ENTRIES SHOWN
/---
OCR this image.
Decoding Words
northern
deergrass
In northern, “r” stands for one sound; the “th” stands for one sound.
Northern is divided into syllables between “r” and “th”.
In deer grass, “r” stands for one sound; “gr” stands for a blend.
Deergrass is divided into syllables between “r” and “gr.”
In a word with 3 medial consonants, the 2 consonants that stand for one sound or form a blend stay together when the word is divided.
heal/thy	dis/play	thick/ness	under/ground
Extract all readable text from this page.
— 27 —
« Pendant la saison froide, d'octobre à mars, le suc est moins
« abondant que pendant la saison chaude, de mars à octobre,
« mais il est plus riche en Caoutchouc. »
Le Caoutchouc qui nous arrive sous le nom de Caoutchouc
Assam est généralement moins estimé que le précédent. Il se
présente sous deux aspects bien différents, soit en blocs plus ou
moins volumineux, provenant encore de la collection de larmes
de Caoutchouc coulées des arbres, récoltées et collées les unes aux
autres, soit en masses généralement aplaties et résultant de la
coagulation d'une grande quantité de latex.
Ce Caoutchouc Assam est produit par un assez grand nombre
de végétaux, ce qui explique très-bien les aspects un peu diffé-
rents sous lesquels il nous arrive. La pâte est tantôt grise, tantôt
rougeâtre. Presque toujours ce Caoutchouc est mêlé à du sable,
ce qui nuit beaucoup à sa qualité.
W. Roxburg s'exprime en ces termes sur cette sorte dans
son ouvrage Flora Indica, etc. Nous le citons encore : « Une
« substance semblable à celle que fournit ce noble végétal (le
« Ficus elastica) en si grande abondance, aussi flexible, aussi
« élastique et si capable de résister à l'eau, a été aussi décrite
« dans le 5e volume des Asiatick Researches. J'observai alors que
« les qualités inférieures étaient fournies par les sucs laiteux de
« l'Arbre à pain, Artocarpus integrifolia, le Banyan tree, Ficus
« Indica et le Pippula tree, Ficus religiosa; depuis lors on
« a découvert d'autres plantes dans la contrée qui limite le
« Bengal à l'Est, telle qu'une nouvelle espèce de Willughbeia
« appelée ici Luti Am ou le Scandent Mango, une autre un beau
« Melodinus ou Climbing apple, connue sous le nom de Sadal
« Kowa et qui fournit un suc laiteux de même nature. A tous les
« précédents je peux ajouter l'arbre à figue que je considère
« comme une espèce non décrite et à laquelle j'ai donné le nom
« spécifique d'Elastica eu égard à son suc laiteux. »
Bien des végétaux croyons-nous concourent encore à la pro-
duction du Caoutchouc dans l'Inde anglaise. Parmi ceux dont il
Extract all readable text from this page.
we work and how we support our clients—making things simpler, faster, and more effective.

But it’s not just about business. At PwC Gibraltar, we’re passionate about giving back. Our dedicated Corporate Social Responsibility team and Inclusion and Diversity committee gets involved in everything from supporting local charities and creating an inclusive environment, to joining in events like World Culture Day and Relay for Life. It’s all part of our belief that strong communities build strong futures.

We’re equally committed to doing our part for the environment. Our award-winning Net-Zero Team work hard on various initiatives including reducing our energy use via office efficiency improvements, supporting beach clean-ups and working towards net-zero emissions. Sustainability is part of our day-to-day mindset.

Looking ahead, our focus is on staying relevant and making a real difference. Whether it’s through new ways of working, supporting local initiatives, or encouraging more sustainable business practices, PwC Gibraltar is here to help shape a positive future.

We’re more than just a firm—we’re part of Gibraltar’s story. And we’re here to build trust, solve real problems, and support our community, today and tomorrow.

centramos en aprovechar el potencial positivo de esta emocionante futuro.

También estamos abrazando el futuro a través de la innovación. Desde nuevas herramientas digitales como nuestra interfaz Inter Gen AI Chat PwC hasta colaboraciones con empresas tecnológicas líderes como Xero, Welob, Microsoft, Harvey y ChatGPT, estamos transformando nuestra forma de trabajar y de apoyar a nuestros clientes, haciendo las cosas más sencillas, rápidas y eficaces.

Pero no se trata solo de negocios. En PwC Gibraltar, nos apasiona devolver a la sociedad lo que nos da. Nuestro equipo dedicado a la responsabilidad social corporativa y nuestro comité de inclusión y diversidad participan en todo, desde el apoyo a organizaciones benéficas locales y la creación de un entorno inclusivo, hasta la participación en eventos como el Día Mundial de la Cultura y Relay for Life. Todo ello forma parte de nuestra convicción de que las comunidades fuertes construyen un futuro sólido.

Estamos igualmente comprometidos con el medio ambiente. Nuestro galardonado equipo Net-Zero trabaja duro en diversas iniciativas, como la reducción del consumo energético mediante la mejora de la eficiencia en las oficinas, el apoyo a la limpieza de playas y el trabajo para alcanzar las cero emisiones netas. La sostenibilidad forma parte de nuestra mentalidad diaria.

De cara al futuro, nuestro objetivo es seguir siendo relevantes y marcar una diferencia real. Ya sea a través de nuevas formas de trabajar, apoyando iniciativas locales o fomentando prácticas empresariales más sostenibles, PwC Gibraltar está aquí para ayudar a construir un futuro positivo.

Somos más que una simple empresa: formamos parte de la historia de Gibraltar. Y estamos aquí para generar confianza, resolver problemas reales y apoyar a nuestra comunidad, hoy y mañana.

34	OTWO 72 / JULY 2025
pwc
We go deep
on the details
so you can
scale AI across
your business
\---
WHAT TO PRODUCE
Repeat the records above exactly, from the first line to the last.

RESULT BELOW
OCR this image.
Decoding Words
northern
deergrass
In northern, “r” stands for one sound; the “th” stands for one sound.
Northern is divided into syllables between “r” and “th”.
In deer grass, “r” stands for one sound; “gr” stands for a blend.
Deergrass is divided into syllables between “r” and “gr.”
In a word with 3 medial consonants, the 2 consonants that stand for one sound or form a blend stay together when the word is divided.
heal/thy	dis/play	thick/ness	under/ground
Extract all readable text from this page.
— 27 —
« Pendant la saison froide, d'octobre à mars, le suc est moins
« abondant que pendant la saison chaude, de mars à octobre,
« mais il est plus riche en Caoutchouc. »
Le Caoutchouc qui nous arrive sous le nom de Caoutchouc
Assam est généralement moins estimé que le précédent. Il se
présente sous deux aspects bien différents, soit en blocs plus ou
moins volumineux, provenant encore de la collection de larmes
de Caoutchouc coulées des arbres, récoltées et collées les unes aux
autres, soit en masses généralement aplaties et résultant de la
coagulation d'une grande quantité de latex.
Ce Caoutchouc Assam est produit par un assez grand nombre
de végétaux, ce qui explique très-bien les aspects un peu diffé-
rents sous lesquels il nous arrive. La pâte est tantôt grise, tantôt
rougeâtre. Presque toujours ce Caoutchouc est mêlé à du sable,
ce qui nuit beaucoup à sa qualité.
W. Roxburg s'exprime en ces termes sur cette sorte dans
son ouvrage Flora Indica, etc. Nous le citons encore : « Une
« substance semblable à celle que fournit ce noble végétal (le
« Ficus elastica) en si grande abondance, aussi flexible, aussi
« élastique et si capable de résister à l'eau, a été aussi décrite
« dans le 5e volume des Asiatick Researches. J'observai alors que
« les qualités inférieures étaient fournies par les sucs laiteux de
« l'Arbre à pain, Artocarpus integrifolia, le Banyan tree, Ficus
« Indica et le Pippula tree, Ficus religiosa; depuis lors on
« a découvert d'autres plantes dans la contrée qui limite le
« Bengal à l'Est, telle qu'une nouvelle espèce de Willughbeia
« appelée ici Luti Am ou le Scandent Mango, une autre un beau
« Melodinus ou Climbing apple, connue sous le nom de Sadal
« Kowa et qui fournit un suc laiteux de même nature. A tous les
« précédents je peux ajouter l'arbre à figue que je considère
« comme une espèce non décrite et à laquelle j'ai donné le nom
« spécifique d'Elastica eu égard à son suc laiteux. »
Bien des végétaux croyons-nous concourent encore à la pro-
duction du Caoutchouc dans l'Inde anglaise. Parmi ceux dont il
Extract all readable text from this page.
we work and how we support our clients—making things simpler, faster, and more effective.

But it’s not just about business. At PwC Gibraltar, we’re passionate about giving back. Our dedicated Corporate Social Responsibility team and Inclusion and Diversity committee gets involved in everything from supporting local charities and creating an inclusive environment, to joining in events like World Culture Day and Relay for Life. It’s all part of our belief that strong communities build strong futures.

We’re equally committed to doing our part for the environment. Our award-winning Net-Zero Team work hard on various initiatives including reducing our energy use via office efficiency improvements, supporting beach clean-ups and working towards net-zero emissions. Sustainability is part of our day-to-day mindset.

Looking ahead, our focus is on staying relevant and making a real difference. Whether it’s through new ways of working, supporting local initiatives, or encouraging more sustainable business practices, PwC Gibraltar is here to help shape a positive future.

We’re more than just a firm—we’re part of Gibraltar’s story. And we’re here to build trust, solve real problems, and support our community, today and tomorrow.

centramos en aprovechar el potencial positivo de esta emocionante futuro.

También estamos abrazando el futuro a través de la innovación. Desde nuevas herramientas digitales como nuestra interfaz Inter Gen AI Chat PwC hasta colaboraciones con empresas tecnológicas líderes como Xero, Welob, Microsoft, Harvey y ChatGPT, estamos transformando nuestra forma de trabajar y de apoyar a nuestros clientes, haciendo las cosas más sencillas, rápidas y eficaces.

Pero no se trata solo de negocios. En PwC Gibraltar, nos apasiona devolver a la sociedad lo que nos da. Nuestro equipo dedicado a la responsabilidad social corporativa y nuestro comité de inclusión y diversidad participan en todo, desde el apoyo a organizaciones benéficas locales y la creación de un entorno inclusivo, hasta la participación en eventos como el Día Mundial de la Cultura y Relay for Life. Todo ello forma parte de nuestra convicción de que las comunidades fuertes construyen un futuro sólido.

Estamos igualmente comprometidos con el medio ambiente. Nuestro galardonado equipo Net-Zero trabaja duro en diversas iniciativas, como la reducción del consumo energético mediante la mejora de la eficiencia en las oficinas, el apoyo a la limpieza de playas y el trabajo para alcanzar las cero emisiones netas. La sostenibilidad forma parte de nuestra mentalidad diaria.

De cara al futuro, nuestro objetivo es seguir siendo relevantes y marcar una diferencia real. Ya sea a través de nuevas formas de trabajar, apoyando iniciativas locales o fomentando prácticas empresariales más sostenibles, PwC Gibraltar está aquí para ayudar a construir un futuro positivo.

Somos más que una simple empresa: formamos parte de la historia de Gibraltar. Y estamos aquí para generar confianza, resolver problemas reales y apoyar a nuestra comunidad, hoy y mañana.

34	OTWO 72 / JULY 2025
pwc
We go deep
on the details
so you can
scale AI across
your business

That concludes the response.